*Ausgewählter Text*

Das Bundesverwaltungsgericht beschließt durch den Richter Mag. Karl SATTLER als Einzelrichter über den Antrag vom 09.12.2019 von Rechtsanwalt XXXX auf Erstattung von Barauslagen und Fahrtkosten aus Amtsgeldern im Rahmen der im Verfahren Zl. W198 XXXX geleisteten Verfahrenshilfe:

A)              Dem Antrag wird stattgegeben und dem Rechtsanwalt XXXX antragsgemäß der Ersatz von Barauslagen und Fahrtkosten in Höhe von € 89,72 zugesprochen.

A)       Die Revision ist gemäß Art. 133 Abs. 4 B-VG nicht zulässig.


Text


BEGRÜNDUNG:

I. Verfahrensgang:

Mit Beschluss vom 18.07.2019, Zl. W198 XXXX , gab das Bundesverwaltungsgericht einem Antrag von XXXX vom 02.06.2019 auf Bewilligung der Verfahrenshilfe zur weiteren Führung des Verfahrens im Rahmen der Beschwerde gegen den Bescheid des AMS, Mistelbach vom 30.03.2018, nach Beschwerdevorentscheidung vom 12.06.2018,
GZ: XXXX statt und bewilligte die Verfahrenshilfe.

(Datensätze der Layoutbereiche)
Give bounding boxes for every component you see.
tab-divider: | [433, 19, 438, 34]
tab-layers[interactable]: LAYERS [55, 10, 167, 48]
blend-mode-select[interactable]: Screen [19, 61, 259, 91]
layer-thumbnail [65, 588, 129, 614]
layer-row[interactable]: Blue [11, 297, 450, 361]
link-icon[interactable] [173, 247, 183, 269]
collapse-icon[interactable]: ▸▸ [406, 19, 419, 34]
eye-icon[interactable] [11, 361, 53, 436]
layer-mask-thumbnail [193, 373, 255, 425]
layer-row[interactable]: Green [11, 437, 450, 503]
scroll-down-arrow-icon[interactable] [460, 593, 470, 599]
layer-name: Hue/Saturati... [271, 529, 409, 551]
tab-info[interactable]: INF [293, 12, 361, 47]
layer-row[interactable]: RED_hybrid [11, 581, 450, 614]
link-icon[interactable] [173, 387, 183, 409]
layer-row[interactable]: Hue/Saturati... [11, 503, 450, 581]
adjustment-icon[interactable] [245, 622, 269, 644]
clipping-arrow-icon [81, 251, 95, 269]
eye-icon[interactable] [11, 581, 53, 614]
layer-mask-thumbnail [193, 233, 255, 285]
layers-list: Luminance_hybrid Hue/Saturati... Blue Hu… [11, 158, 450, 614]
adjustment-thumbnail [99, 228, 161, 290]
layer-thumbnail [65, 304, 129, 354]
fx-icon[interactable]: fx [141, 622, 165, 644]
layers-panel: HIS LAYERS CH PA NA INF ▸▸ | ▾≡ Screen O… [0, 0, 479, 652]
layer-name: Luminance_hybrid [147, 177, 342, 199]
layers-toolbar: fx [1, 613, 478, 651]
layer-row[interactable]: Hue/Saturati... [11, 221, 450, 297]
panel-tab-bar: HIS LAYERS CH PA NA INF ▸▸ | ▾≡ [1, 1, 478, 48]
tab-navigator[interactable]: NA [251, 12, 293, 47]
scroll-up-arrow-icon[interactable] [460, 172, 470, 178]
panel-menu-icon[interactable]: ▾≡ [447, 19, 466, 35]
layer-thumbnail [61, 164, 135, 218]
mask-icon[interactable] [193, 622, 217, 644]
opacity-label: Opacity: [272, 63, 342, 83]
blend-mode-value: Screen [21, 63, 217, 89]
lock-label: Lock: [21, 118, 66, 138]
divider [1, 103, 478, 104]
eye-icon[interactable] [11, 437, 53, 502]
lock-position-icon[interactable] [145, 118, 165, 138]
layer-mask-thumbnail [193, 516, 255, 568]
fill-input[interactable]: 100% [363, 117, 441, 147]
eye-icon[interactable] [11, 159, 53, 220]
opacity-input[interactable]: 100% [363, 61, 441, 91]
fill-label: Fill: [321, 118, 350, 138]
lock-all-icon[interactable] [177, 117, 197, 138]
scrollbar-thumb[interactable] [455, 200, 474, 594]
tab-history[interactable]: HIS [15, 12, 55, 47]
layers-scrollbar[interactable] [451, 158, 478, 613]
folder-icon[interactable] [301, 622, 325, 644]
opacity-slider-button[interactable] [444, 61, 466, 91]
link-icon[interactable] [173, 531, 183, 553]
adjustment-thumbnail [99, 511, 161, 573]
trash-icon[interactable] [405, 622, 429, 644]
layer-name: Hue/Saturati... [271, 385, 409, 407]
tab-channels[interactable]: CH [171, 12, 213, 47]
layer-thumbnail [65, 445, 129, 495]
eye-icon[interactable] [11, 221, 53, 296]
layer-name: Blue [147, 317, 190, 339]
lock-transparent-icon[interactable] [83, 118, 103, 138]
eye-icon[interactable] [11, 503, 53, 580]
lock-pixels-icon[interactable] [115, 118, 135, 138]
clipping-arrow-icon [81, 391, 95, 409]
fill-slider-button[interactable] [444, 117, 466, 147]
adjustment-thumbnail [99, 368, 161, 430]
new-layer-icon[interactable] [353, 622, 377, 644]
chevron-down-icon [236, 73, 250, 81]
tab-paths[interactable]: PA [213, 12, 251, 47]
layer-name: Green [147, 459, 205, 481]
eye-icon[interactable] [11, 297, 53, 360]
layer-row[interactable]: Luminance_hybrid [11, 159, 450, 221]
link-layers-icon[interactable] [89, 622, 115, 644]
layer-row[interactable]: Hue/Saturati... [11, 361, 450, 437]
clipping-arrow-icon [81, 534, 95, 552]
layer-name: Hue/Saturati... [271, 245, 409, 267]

*Aufgaben*
1) Geben Sie einen Abschnitt des Beschlusses wörtlich wieder: Beginnen Sie bei den Worten „A)              Dem Antrag wird“ und enden Sie nach den Worten „B-VG nicht zulässig.“.
2) Beantworten Sie zum Beschluss folgende Fragen:
(a) Welcher Betrag wird dem Rechtsanwalt als Ersatz von Barauslagen und Fahrtkosten zugesprochen?
(b) Gemäß welcher Bestimmung ist die Revision nicht zulässig?
(c) An welchem Tag bewilligte das Bundesverwaltungsgericht per Beschluss die Verfahrenshilfe?

*Lösungen*
1)
A)              Dem Antrag wird stattgegeben und dem Rechtsanwalt XXXX antragsgemäß der Ersatz von Barauslagen und Fahrtkosten in Höhe von € 89,72 zugesprochen.

A)       Die Revision ist gemäß Art. 133 Abs. 4 B-VG nicht zulässig.

2)
(a) € 89,72
(b) Art. 133 Abs. 4 B-VG
(c) Am 18.07.2019